Extracted data entries
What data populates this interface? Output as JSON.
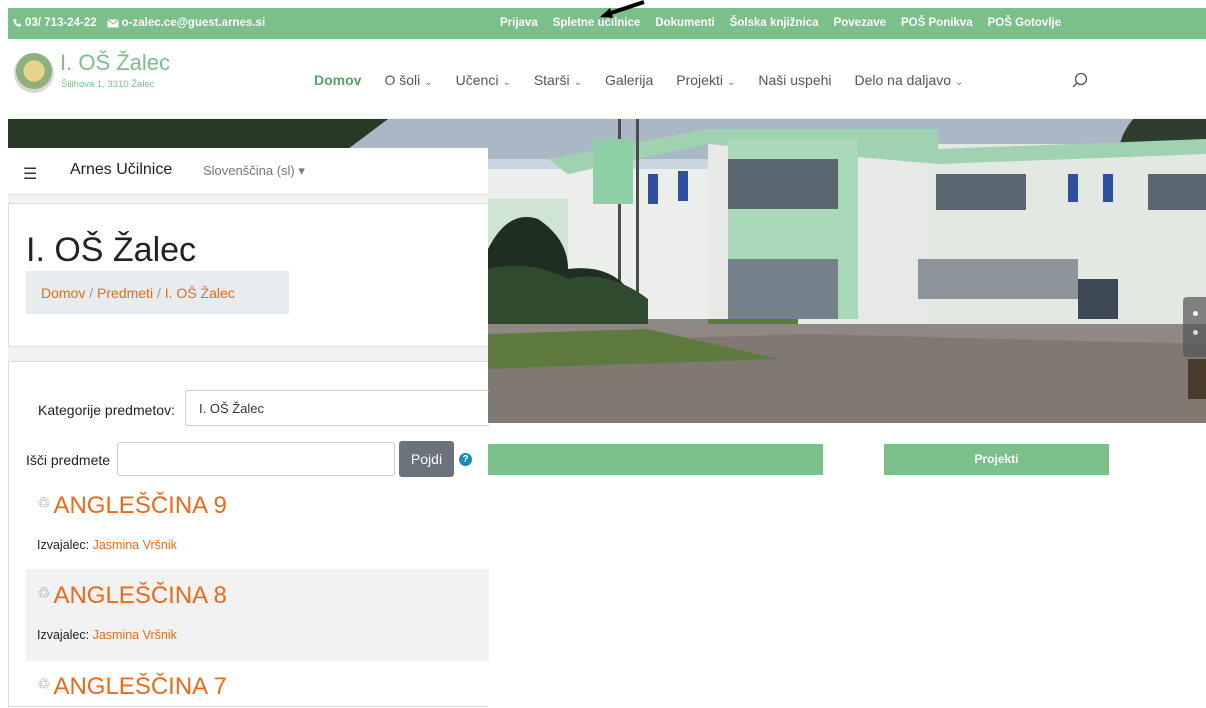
{
  "topbar": {
    "phone": "03/ 713-24-22",
    "email": "o-zalec.ce@guest.arnes.si",
    "links": [
      "Prijava",
      "Spletne učilnice",
      "Dokumenti",
      "Šolska knjižnica",
      "Povezave",
      "POŠ Ponikva",
      "POŠ Gotovlje"
    ]
  },
  "header": {
    "school_name": "I. OŠ Žalec",
    "address": "Šilihova 1, 3310 Žalec",
    "nav": [
      {
        "label": "Domov",
        "active": true
      },
      {
        "label": "O šoli",
        "dropdown": true
      },
      {
        "label": "Učenci",
        "dropdown": true
      },
      {
        "label": "Starši",
        "dropdown": true
      },
      {
        "label": "Galerija"
      },
      {
        "label": "Projekti",
        "dropdown": true
      },
      {
        "label": "Naši uspehi"
      },
      {
        "label": "Delo na daljavo",
        "dropdown": true
      }
    ],
    "search_icon": "search-icon"
  },
  "hero": {
    "projekti_label": "Projekti"
  },
  "moodle": {
    "brand": "Arnes Učilnice",
    "language": "Slovenščina (sl)",
    "page_title": "I. OŠ Žalec",
    "breadcrumb": [
      "Domov",
      "Predmeti",
      "I. OŠ Žalec"
    ],
    "category_label": "Kategorije predmetov:",
    "category_value": "I. OŠ Žalec",
    "search_label": "Išči predmete",
    "search_value": "",
    "go_button": "Pojdi",
    "help_icon": "?",
    "teacher_label": "Izvajalec:",
    "courses": [
      {
        "name": "ANGLEŠČINA 9",
        "teacher": "Jasmina Vršnik"
      },
      {
        "name": "ANGLEŠČINA 8",
        "teacher": "Jasmina Vršnik"
      },
      {
        "name": "ANGLEŠČINA 7",
        "teacher": ""
      }
    ]
  },
  "colors": {
    "brand_green": "#7bbf8b",
    "link_orange": "#e86a1a"
  }
}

§ **WRITTEN REQUEST**:
Write the records out again in full, exactly, and skip every picture.

§ **CORRECT OUTPUT**:
What data populates this interface? Output as JSON.
{
  "topbar": {
    "phone": "03/ 713-24-22",
    "email": "o-zalec.ce@guest.arnes.si",
    "links": [
      "Prijava",
      "Spletne učilnice",
      "Dokumenti",
      "Šolska knjižnica",
      "Povezave",
      "POŠ Ponikva",
      "POŠ Gotovlje"
    ]
  },
  "header": {
    "school_name": "I. OŠ Žalec",
    "address": "Šilihova 1, 3310 Žalec",
    "nav": [
      {
        "label": "Domov",
        "active": true
      },
      {
        "label": "O šoli",
        "dropdown": true
      },
      {
        "label": "Učenci",
        "dropdown": true
      },
      {
        "label": "Starši",
        "dropdown": true
      },
      {
        "label": "Galerija"
      },
      {
        "label": "Projekti",
        "dropdown": true
      },
      {
        "label": "Naši uspehi"
      },
      {
        "label": "Delo na daljavo",
        "dropdown": true
      }
    ],
    "search_icon": "search-icon"
  },
  "hero": {
    "projekti_label": "Projekti"
  },
  "moodle": {
    "brand": "Arnes Učilnice",
    "language": "Slovenščina (sl)",
    "page_title": "I. OŠ Žalec",
    "breadcrumb": [
      "Domov",
      "Predmeti",
      "I. OŠ Žalec"
    ],
    "category_label": "Kategorije predmetov:",
    "category_value": "I. OŠ Žalec",
    "search_label": "Išči predmete",
    "search_value": "",
    "go_button": "Pojdi",
    "help_icon": "?",
    "teacher_label": "Izvajalec:",
    "courses": [
      {
        "name": "ANGLEŠČINA 9",
        "teacher": "Jasmina Vršnik"
      },
      {
        "name": "ANGLEŠČINA 8",
        "teacher": "Jasmina Vršnik"
      },
      {
        "name": "ANGLEŠČINA 7",
        "teacher": ""
      }
    ]
  },
  "colors": {
    "brand_green": "#7bbf8b",
    "link_orange": "#e86a1a"
  }
}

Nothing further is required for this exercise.